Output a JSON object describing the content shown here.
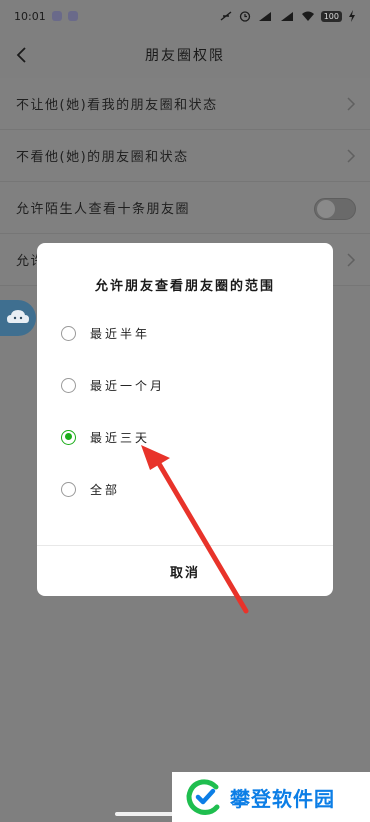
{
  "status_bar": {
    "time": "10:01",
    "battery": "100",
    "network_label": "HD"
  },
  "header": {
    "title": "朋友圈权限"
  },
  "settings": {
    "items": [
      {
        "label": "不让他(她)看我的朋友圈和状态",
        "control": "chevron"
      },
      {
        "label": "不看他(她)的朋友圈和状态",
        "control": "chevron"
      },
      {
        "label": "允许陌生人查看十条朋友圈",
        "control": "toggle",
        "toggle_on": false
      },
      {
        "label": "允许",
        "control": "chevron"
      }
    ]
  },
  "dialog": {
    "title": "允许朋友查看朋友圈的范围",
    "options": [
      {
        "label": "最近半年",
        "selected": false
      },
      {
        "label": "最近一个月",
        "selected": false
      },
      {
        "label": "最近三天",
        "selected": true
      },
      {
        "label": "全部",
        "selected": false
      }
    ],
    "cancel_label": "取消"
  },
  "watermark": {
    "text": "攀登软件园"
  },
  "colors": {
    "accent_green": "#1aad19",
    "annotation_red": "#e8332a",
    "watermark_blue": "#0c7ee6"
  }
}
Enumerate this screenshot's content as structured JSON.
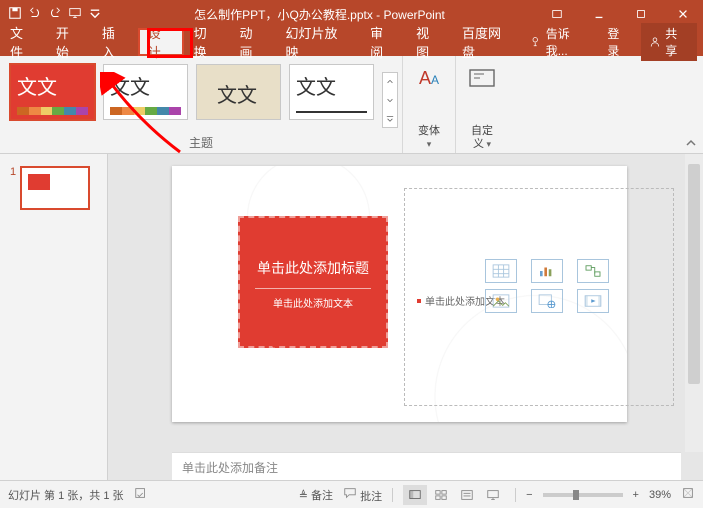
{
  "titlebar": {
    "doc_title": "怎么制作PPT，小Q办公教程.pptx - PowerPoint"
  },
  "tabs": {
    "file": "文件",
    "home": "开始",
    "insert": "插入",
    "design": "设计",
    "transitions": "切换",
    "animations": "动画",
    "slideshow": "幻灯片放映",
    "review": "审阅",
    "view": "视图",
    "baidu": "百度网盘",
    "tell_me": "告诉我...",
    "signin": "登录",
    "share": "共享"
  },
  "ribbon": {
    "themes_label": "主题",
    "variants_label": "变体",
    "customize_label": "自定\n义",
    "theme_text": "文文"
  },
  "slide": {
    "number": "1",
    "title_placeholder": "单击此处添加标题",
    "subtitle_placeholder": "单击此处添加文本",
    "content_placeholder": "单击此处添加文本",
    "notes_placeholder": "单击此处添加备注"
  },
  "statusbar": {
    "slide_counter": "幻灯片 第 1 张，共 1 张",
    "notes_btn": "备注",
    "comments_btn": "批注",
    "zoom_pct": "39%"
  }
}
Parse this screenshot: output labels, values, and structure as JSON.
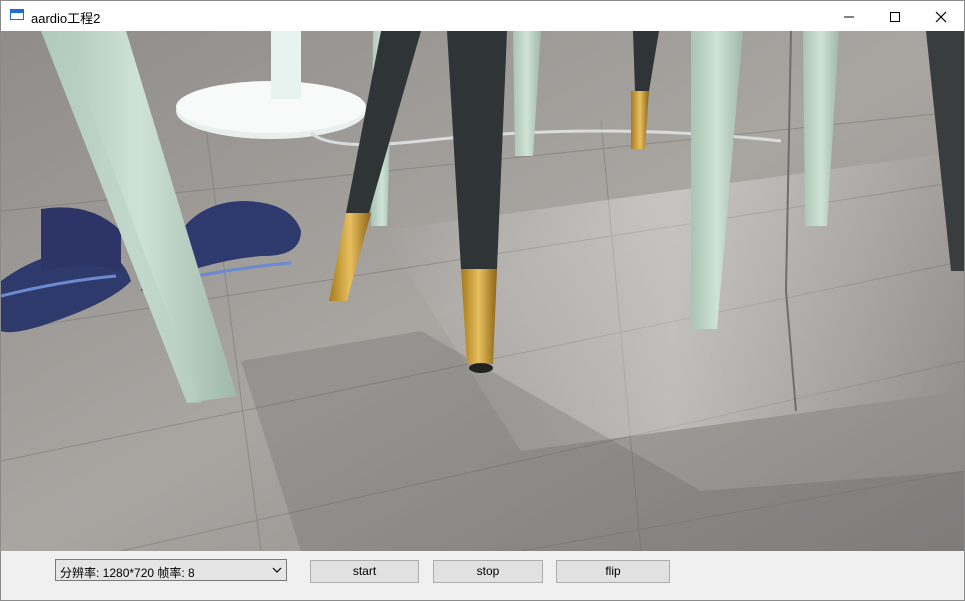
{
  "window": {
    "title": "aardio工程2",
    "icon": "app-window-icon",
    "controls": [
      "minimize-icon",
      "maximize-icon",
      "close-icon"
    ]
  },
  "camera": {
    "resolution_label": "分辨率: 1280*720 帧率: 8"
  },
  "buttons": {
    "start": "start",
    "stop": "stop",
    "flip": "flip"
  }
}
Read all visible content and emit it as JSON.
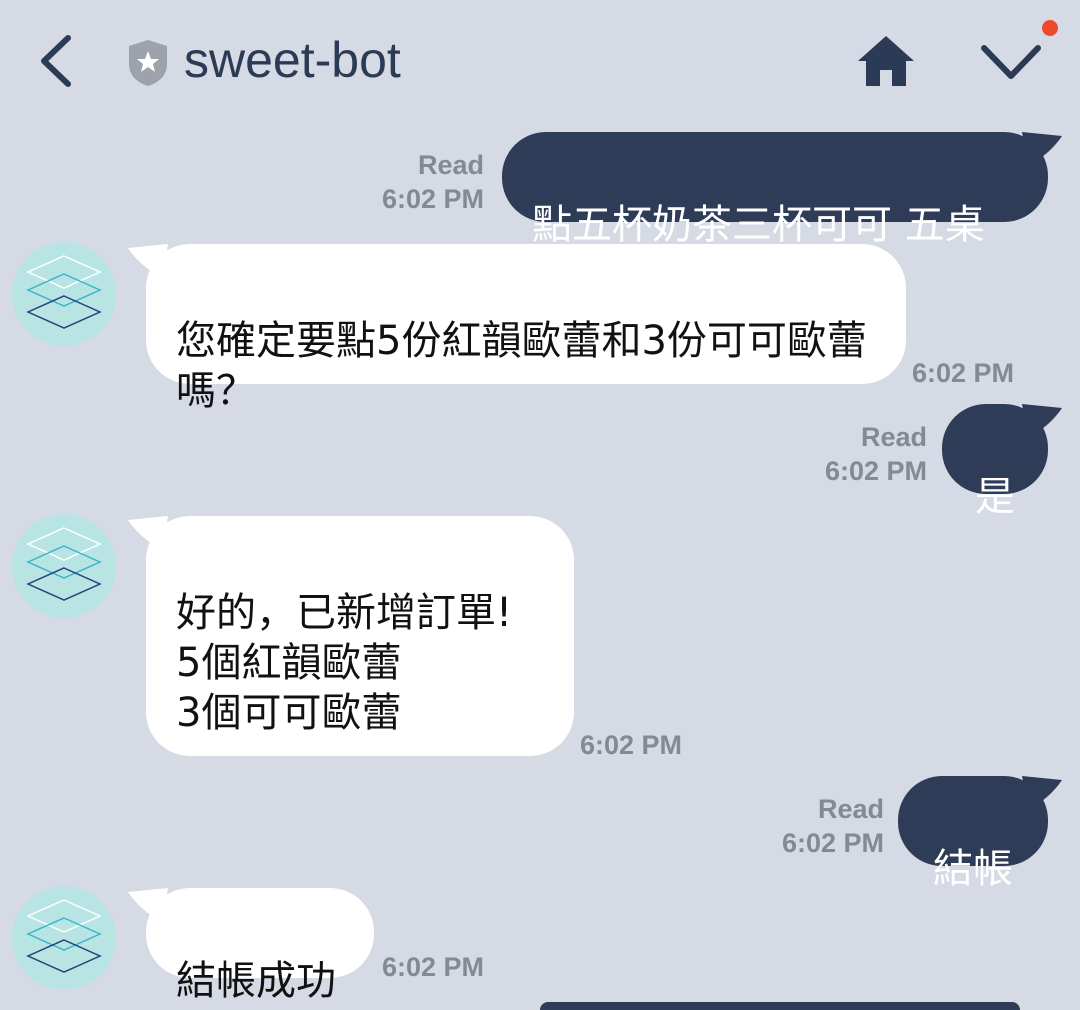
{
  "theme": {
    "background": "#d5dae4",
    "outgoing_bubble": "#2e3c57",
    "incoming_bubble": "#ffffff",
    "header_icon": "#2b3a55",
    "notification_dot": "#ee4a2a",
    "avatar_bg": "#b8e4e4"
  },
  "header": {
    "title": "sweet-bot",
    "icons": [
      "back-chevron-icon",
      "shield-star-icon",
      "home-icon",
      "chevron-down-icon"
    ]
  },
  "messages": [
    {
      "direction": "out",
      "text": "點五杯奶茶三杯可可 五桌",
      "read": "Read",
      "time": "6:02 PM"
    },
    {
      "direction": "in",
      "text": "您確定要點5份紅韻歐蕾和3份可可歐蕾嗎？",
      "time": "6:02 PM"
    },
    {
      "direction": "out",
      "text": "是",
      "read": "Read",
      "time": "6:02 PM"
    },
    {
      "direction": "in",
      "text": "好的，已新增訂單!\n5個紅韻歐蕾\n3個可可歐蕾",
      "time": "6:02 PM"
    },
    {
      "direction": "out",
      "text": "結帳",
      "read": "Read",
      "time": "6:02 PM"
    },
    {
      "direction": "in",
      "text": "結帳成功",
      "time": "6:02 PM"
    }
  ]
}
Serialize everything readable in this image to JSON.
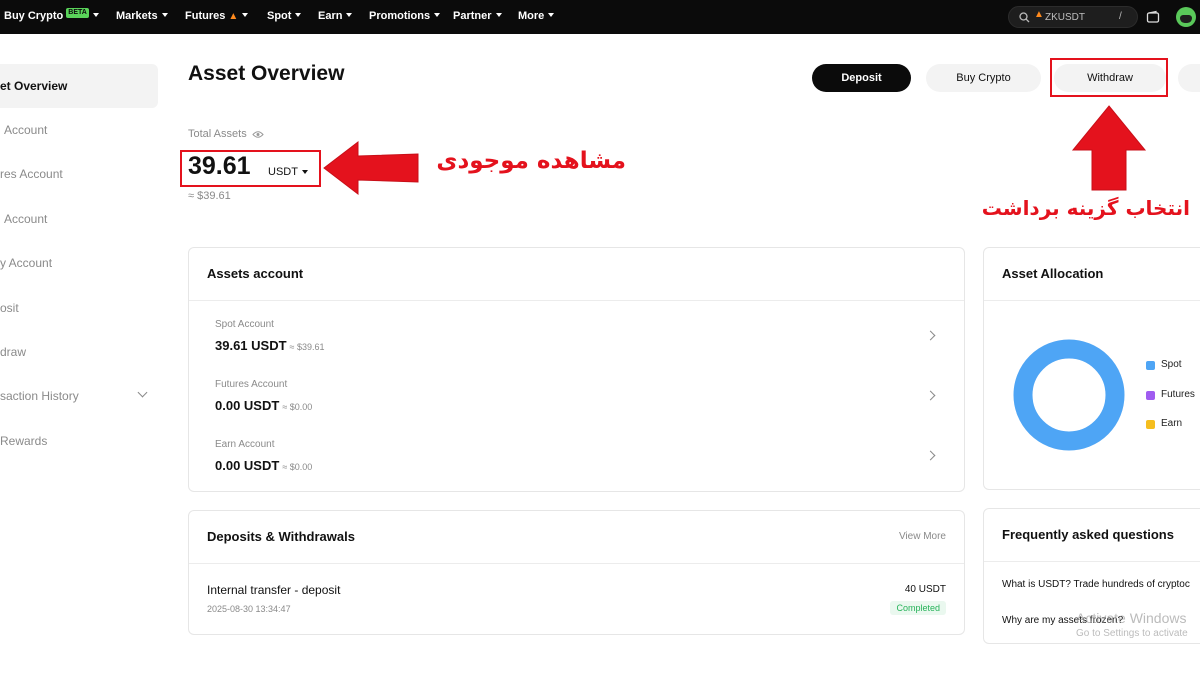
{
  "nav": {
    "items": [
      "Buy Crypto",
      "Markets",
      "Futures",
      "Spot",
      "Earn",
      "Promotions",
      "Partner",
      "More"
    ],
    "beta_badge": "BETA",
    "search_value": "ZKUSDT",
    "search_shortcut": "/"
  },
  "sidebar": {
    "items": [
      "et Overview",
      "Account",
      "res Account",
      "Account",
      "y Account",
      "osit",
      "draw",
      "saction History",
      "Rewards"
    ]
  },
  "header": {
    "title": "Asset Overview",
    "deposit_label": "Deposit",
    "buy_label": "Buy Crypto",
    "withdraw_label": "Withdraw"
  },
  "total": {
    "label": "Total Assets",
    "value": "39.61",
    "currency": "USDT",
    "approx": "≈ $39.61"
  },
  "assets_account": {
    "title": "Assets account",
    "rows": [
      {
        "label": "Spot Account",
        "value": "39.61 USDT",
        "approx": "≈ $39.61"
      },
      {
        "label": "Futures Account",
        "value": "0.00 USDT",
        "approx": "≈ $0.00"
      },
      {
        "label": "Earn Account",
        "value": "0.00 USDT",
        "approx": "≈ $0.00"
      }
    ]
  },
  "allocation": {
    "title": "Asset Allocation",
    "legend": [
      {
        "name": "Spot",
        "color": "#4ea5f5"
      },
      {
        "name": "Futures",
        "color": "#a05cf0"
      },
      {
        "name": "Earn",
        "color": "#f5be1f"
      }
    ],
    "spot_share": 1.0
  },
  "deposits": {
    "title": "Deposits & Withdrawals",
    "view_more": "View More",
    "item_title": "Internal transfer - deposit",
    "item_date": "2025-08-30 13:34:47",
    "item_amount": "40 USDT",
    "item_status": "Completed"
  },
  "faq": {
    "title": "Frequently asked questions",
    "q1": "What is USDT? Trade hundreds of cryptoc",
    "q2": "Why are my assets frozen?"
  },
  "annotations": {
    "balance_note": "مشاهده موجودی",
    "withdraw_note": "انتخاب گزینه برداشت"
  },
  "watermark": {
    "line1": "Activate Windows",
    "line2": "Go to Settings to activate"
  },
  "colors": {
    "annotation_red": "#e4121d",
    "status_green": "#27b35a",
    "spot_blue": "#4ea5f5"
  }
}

_INSTRUCTION_
Every record must be copied exactly, with the pictures left out.

_EXERCISE OUTPUT_
Output a JSON object describing the content shown here.
{
  "status_bar": {
    "time": "10:01",
    "battery": "100",
    "network_label": "HD"
  },
  "header": {
    "title": "朋友圈权限"
  },
  "settings": {
    "items": [
      {
        "label": "不让他(她)看我的朋友圈和状态",
        "control": "chevron"
      },
      {
        "label": "不看他(她)的朋友圈和状态",
        "control": "chevron"
      },
      {
        "label": "允许陌生人查看十条朋友圈",
        "control": "toggle",
        "toggle_on": false
      },
      {
        "label": "允许",
        "control": "chevron"
      }
    ]
  },
  "dialog": {
    "title": "允许朋友查看朋友圈的范围",
    "options": [
      {
        "label": "最近半年",
        "selected": false
      },
      {
        "label": "最近一个月",
        "selected": false
      },
      {
        "label": "最近三天",
        "selected": true
      },
      {
        "label": "全部",
        "selected": false
      }
    ],
    "cancel_label": "取消"
  },
  "watermark": {
    "text": "攀登软件园"
  },
  "colors": {
    "accent_green": "#1aad19",
    "annotation_red": "#e8332a",
    "watermark_blue": "#0c7ee6"
  }
}
Enumerate this screenshot's content as structured JSON.
{
  "titlebar": {
    "doc_title": "怎么制作PPT，小Q办公教程.pptx - PowerPoint"
  },
  "tabs": {
    "file": "文件",
    "home": "开始",
    "insert": "插入",
    "design": "设计",
    "transitions": "切换",
    "animations": "动画",
    "slideshow": "幻灯片放映",
    "review": "审阅",
    "view": "视图",
    "baidu": "百度网盘",
    "tell_me": "告诉我...",
    "signin": "登录",
    "share": "共享"
  },
  "ribbon": {
    "themes_label": "主题",
    "variants_label": "变体",
    "customize_label": "自定\n义",
    "theme_text": "文文"
  },
  "slide": {
    "number": "1",
    "title_placeholder": "单击此处添加标题",
    "subtitle_placeholder": "单击此处添加文本",
    "content_placeholder": "单击此处添加文本",
    "notes_placeholder": "单击此处添加备注"
  },
  "statusbar": {
    "slide_counter": "幻灯片 第 1 张，共 1 张",
    "notes_btn": "备注",
    "comments_btn": "批注",
    "zoom_pct": "39%"
  }
}
Parse this screenshot: output labels, values, and structure as JSON.
{
  "window": {
    "title": "aardio工程2",
    "icon": "app-window-icon",
    "controls": [
      "minimize-icon",
      "maximize-icon",
      "close-icon"
    ]
  },
  "camera": {
    "resolution_label": "分辨率: 1280*720 帧率: 8"
  },
  "buttons": {
    "start": "start",
    "stop": "stop",
    "flip": "flip"
  }
}
Read all visible content and emit it as JSON.
{
  "theme": {
    "background": "#d5dae4",
    "outgoing_bubble": "#2e3c57",
    "incoming_bubble": "#ffffff",
    "header_icon": "#2b3a55",
    "notification_dot": "#ee4a2a",
    "avatar_bg": "#b8e4e4"
  },
  "header": {
    "title": "sweet-bot",
    "icons": [
      "back-chevron-icon",
      "shield-star-icon",
      "home-icon",
      "chevron-down-icon"
    ]
  },
  "messages": [
    {
      "direction": "out",
      "text": "點五杯奶茶三杯可可 五桌",
      "read": "Read",
      "time": "6:02 PM"
    },
    {
      "direction": "in",
      "text": "您確定要點5份紅韻歐蕾和3份可可歐蕾嗎？",
      "time": "6:02 PM"
    },
    {
      "direction": "out",
      "text": "是",
      "read": "Read",
      "time": "6:02 PM"
    },
    {
      "direction": "in",
      "text": "好的，已新增訂單!\n5個紅韻歐蕾\n3個可可歐蕾",
      "time": "6:02 PM"
    },
    {
      "direction": "out",
      "text": "結帳",
      "read": "Read",
      "time": "6:02 PM"
    },
    {
      "direction": "in",
      "text": "結帳成功",
      "time": "6:02 PM"
    }
  ]
}
Serialize everything readable in this image to JSON.
{
  "nav": {
    "items": [
      "Buy Crypto",
      "Markets",
      "Futures",
      "Spot",
      "Earn",
      "Promotions",
      "Partner",
      "More"
    ],
    "beta_badge": "BETA",
    "search_value": "ZKUSDT",
    "search_shortcut": "/"
  },
  "sidebar": {
    "items": [
      "et Overview",
      "Account",
      "res Account",
      "Account",
      "y Account",
      "osit",
      "draw",
      "saction History",
      "Rewards"
    ]
  },
  "header": {
    "title": "Asset Overview",
    "deposit_label": "Deposit",
    "buy_label": "Buy Crypto",
    "withdraw_label": "Withdraw"
  },
  "total": {
    "label": "Total Assets",
    "value": "39.61",
    "currency": "USDT",
    "approx": "≈ $39.61"
  },
  "assets_account": {
    "title": "Assets account",
    "rows": [
      {
        "label": "Spot Account",
        "value": "39.61 USDT",
        "approx": "≈ $39.61"
      },
      {
        "label": "Futures Account",
        "value": "0.00 USDT",
        "approx": "≈ $0.00"
      },
      {
        "label": "Earn Account",
        "value": "0.00 USDT",
        "approx": "≈ $0.00"
      }
    ]
  },
  "allocation": {
    "title": "Asset Allocation",
    "legend": [
      {
        "name": "Spot",
        "color": "#4ea5f5"
      },
      {
        "name": "Futures",
        "color": "#a05cf0"
      },
      {
        "name": "Earn",
        "color": "#f5be1f"
      }
    ],
    "spot_share": 1.0
  },
  "deposits": {
    "title": "Deposits & Withdrawals",
    "view_more": "View More",
    "item_title": "Internal transfer - deposit",
    "item_date": "2025-08-30 13:34:47",
    "item_amount": "40 USDT",
    "item_status": "Completed"
  },
  "faq": {
    "title": "Frequently asked questions",
    "q1": "What is USDT? Trade hundreds of cryptoc",
    "q2": "Why are my assets frozen?"
  },
  "annotations": {
    "balance_note": "مشاهده موجودی",
    "withdraw_note": "انتخاب گزینه برداشت"
  },
  "watermark": {
    "line1": "Activate Windows",
    "line2": "Go to Settings to activate"
  },
  "colors": {
    "annotation_red": "#e4121d",
    "status_green": "#27b35a",
    "spot_blue": "#4ea5f5"
  }
}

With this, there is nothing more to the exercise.